→ REQUIREMENTS: Search the entries below. Return every line that has "prevenciju" in it.

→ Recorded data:

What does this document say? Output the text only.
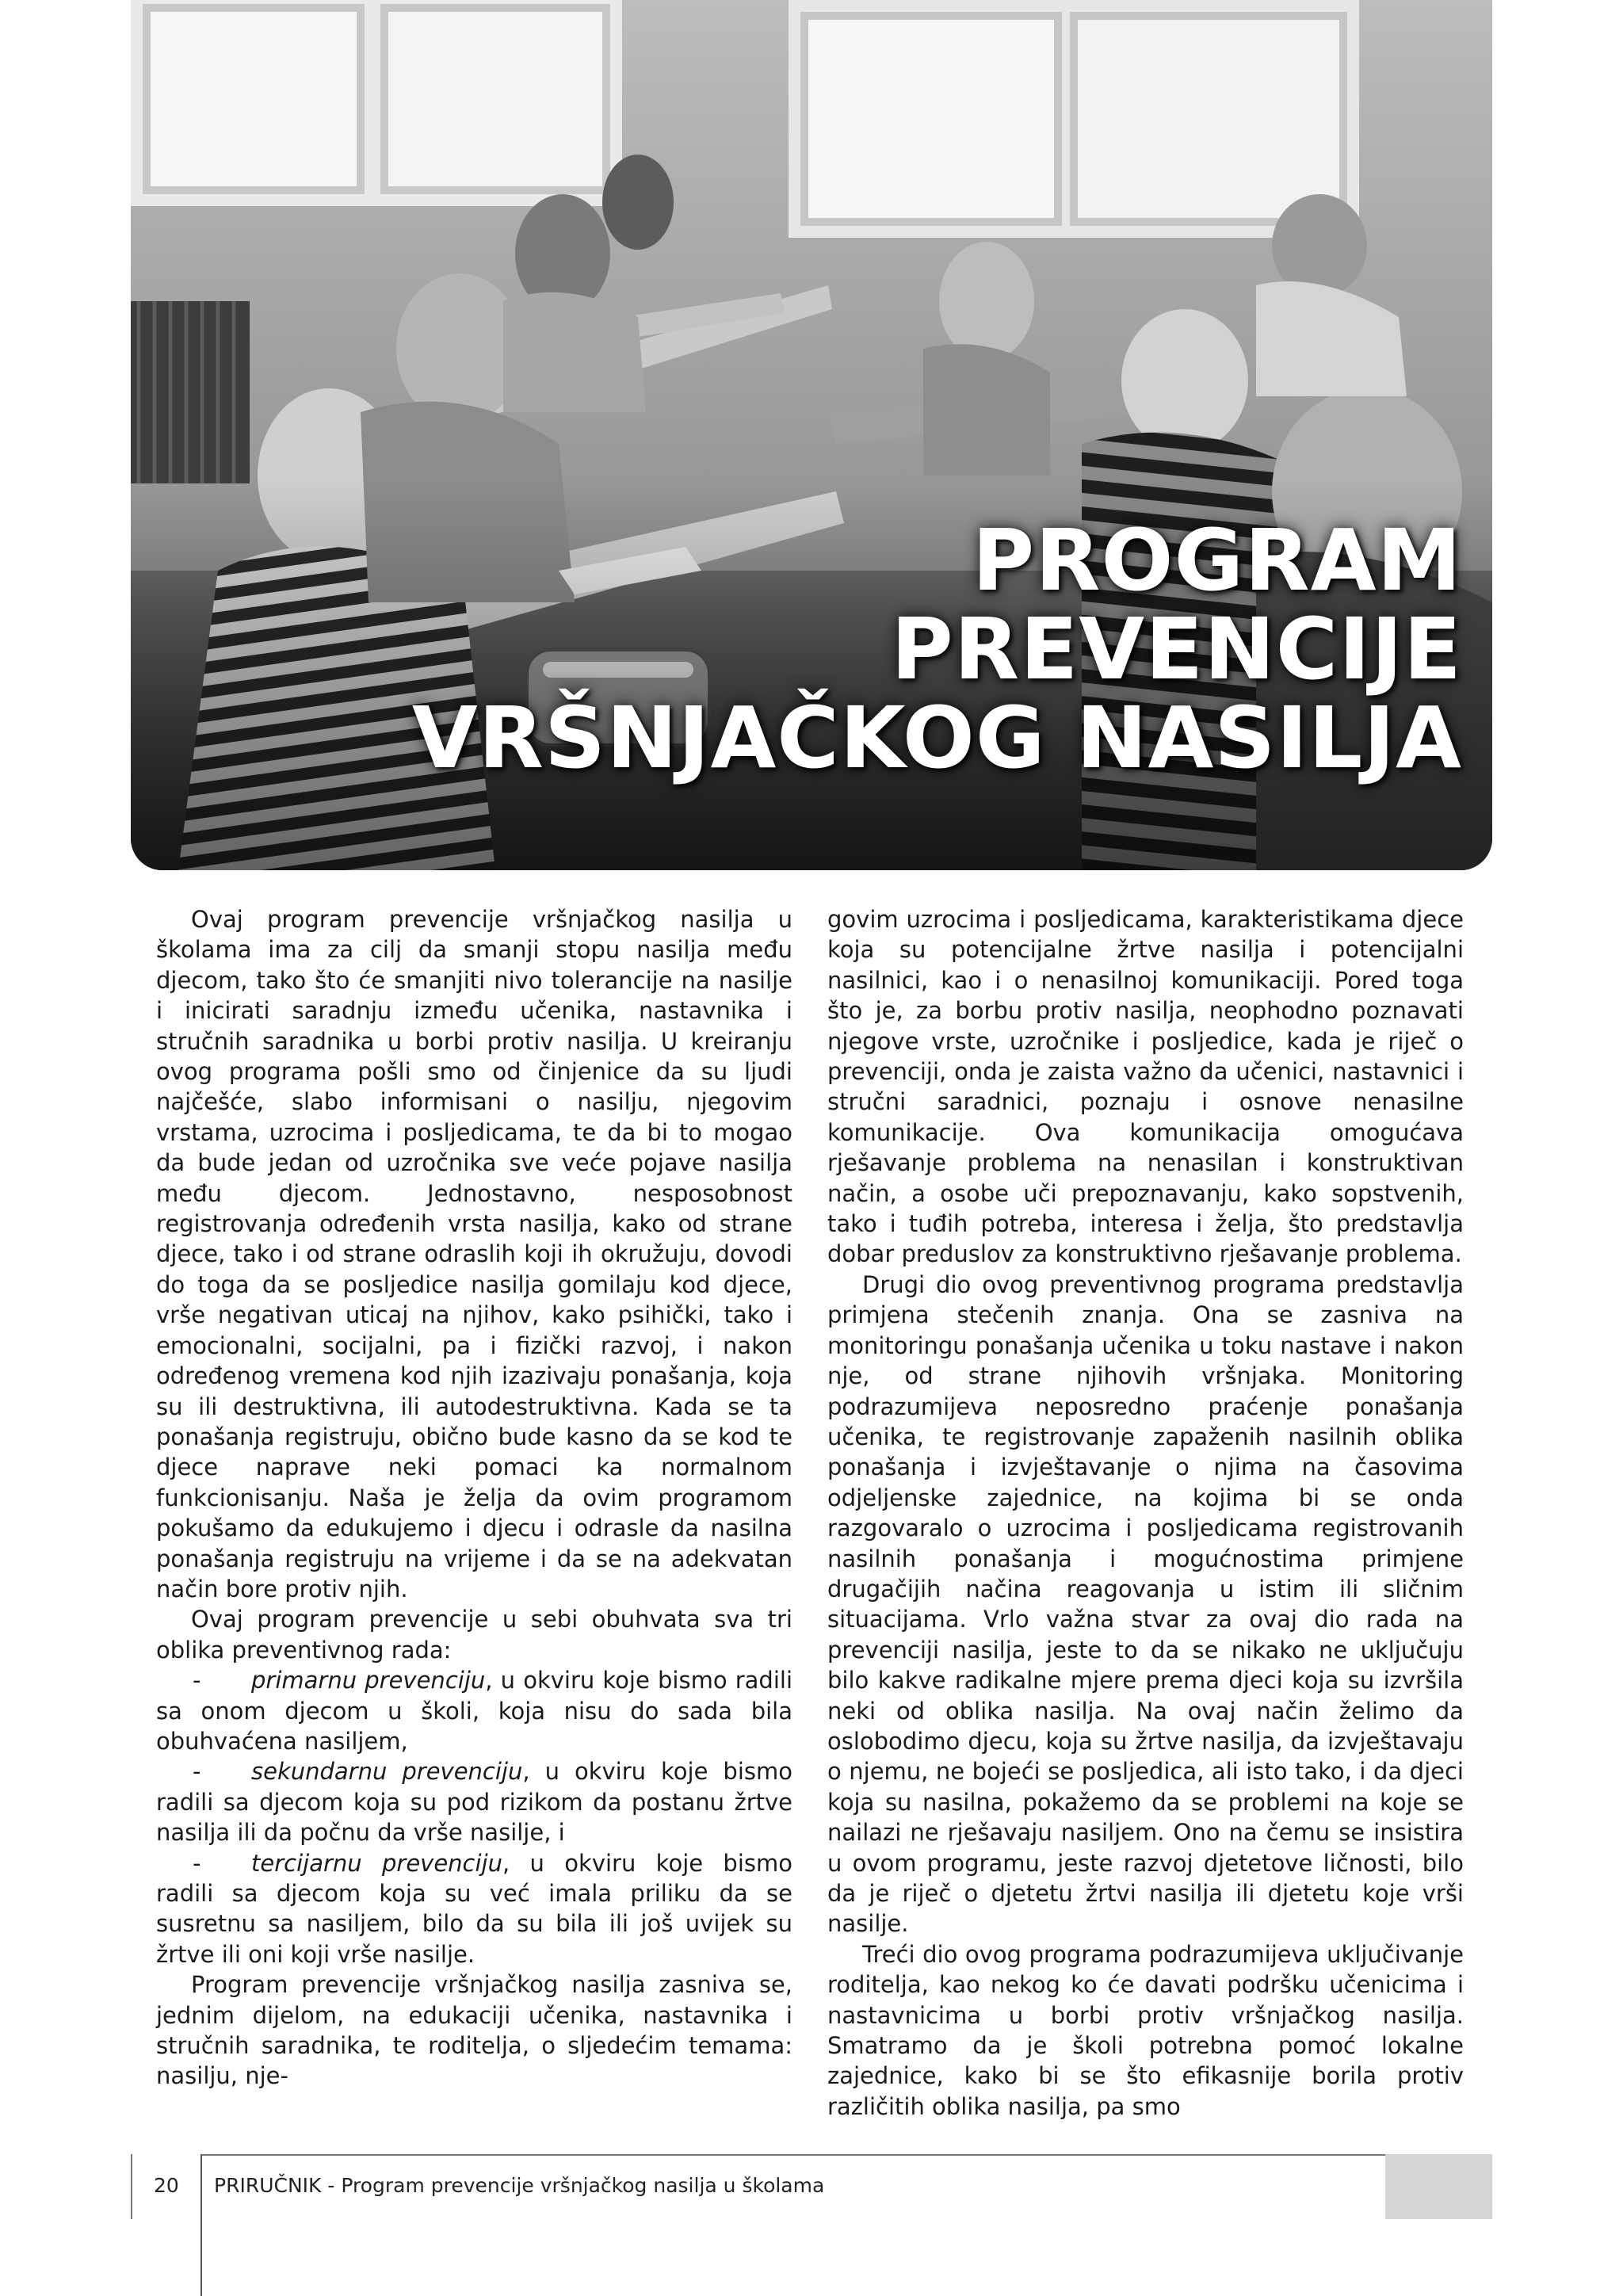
PROGRAM
PREVENCIJE
VRŠNJAČKOG NASILJA

Ovaj program prevencije vršnjačkog nasilja u školama ima za cilj da smanji stopu nasilja među djecom, tako što će smanjiti nivo tolerancije na nasilje i inicirati saradnju između učenika, nastavnika i stručnih saradnika u borbi protiv nasilja. U kreiranju ovog programa pošli smo od činjenice da su ljudi najčešće, slabo informisani o nasilju, njegovim vrstama, uzrocima i posljedicama, te da bi to mogao da bude jedan od uzročnika sve veće pojave nasilja među djecom. Jednostavno, nesposobnost registrovanja određenih vrsta nasilja, kako od strane djece, tako i od strane odraslih koji ih okružuju, dovodi do toga da se posljedice nasilja gomilaju kod djece, vrše negativan uticaj na njihov, kako psihički, tako i emocionalni, socijalni, pa i fizički razvoj, i nakon određenog vremena kod njih izazivaju ponašanja, koja su ili destruktivna, ili autodestruktivna. Kada se ta ponašanja registruju, obično bude kasno da se kod te djece naprave neki pomaci ka normalnom funkcionisanju. Naša je želja da ovim programom pokušamo da edukujemo i djecu i odrasle da nasilna ponašanja registruju na vrijeme i da se na adekvatan način bore protiv njih.

Ovaj program prevencije u sebi obuhvata sva tri oblika preventivnog rada:

- primarnu prevenciju, u okviru koje bismo radili sa onom djecom u školi, koja nisu do sada bila obuhvaćena nasiljem,

- sekundarnu prevenciju, u okviru koje bismo radili sa djecom koja su pod rizikom da postanu žrtve nasilja ili da počnu da vrše nasilje, i

- tercijarnu prevenciju, u okviru koje bismo radili sa djecom koja su već imala priliku da se susretnu sa nasiljem, bilo da su bila ili još uvijek su žrtve ili oni koji vrše nasilje.

Program prevencije vršnjačkog nasilja zasniva se, jednim dijelom, na edukaciji učenika, nastavnika i stručnih saradnika, te roditelja, o sljedećim temama: nasilju, nje-

govim uzrocima i posljedicama, karakteristikama djece koja su potencijalne žrtve nasilja i potencijalni nasilnici, kao i o nenasilnoj komunikaciji. Pored toga što je, za borbu protiv nasilja, neophodno poznavati njegove vrste, uzročnike i posljedice, kada je riječ o prevenciji, onda je zaista važno da učenici, nastavnici i stručni saradnici, poznaju i osnove nenasilne komunikacije. Ova komunikacija omogućava rješavanje problema na nenasilan i konstruktivan način, a osobe uči prepoznavanju, kako sopstvenih, tako i tuđih potreba, interesa i želja, što predstavlja dobar preduslov za konstruktivno rješavanje problema.

Drugi dio ovog preventivnog programa predstavlja primjena stečenih znanja. Ona se zasniva na monitoringu ponašanja učenika u toku nastave i nakon nje, od strane njihovih vršnjaka. Monitoring podrazumijeva neposredno praćenje ponašanja učenika, te registrovanje zapaženih nasilnih oblika ponašanja i izvještavanje o njima na časovima odjeljenske zajednice, na kojima bi se onda razgovaralo o uzrocima i posljedicama registrovanih nasilnih ponašanja i mogućnostima primjene drugačijih načina reagovanja u istim ili sličnim situacijama. Vrlo važna stvar za ovaj dio rada na prevenciji nasilja, jeste to da se nikako ne uključuju bilo kakve radikalne mjere prema djeci koja su izvršila neki od oblika nasilja. Na ovaj način želimo da oslobodimo djecu, koja su žrtve nasilja, da izvještavaju o njemu, ne bojeći se posljedica, ali isto tako, i da djeci koja su nasilna, pokažemo da se problemi na koje se nailazi ne rješavaju nasiljem. Ono na čemu se insistira u ovom programu, jeste razvoj djetetove ličnosti, bilo da je riječ o djetetu žrtvi nasilja ili djetetu koje vrši nasilje.

Treći dio ovog programa podrazumijeva uključivanje roditelja, kao nekog ko će davati podršku učenicima i nastavnicima u borbi protiv vršnjačkog nasilja. Smatramo da je školi potrebna pomoć lokalne zajednice, kako bi se što efikasnije borila protiv različitih oblika nasilja, pa smo

20 PRIRUČNIK - Program prevencije vršnjačkog nasilja u školama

→ ANSWER FOR THIS EXERCISE:
- primarnu prevenciju, u okviru koje bismo radili sa onom djecom u školi, koja nisu do sada bila obuhvaćena nasiljem,
- sekundarnu prevenciju, u okviru koje bismo radili sa djecom koja su pod rizikom da postanu žrtve nasilja ili da počnu da vrše nasilje, i
- tercijarnu prevenciju, u okviru koje bismo radili sa djecom koja su već imala priliku da se susretnu sa nasiljem, bilo da su bila ili još uvijek su žrtve ili oni koji vrše nasilje.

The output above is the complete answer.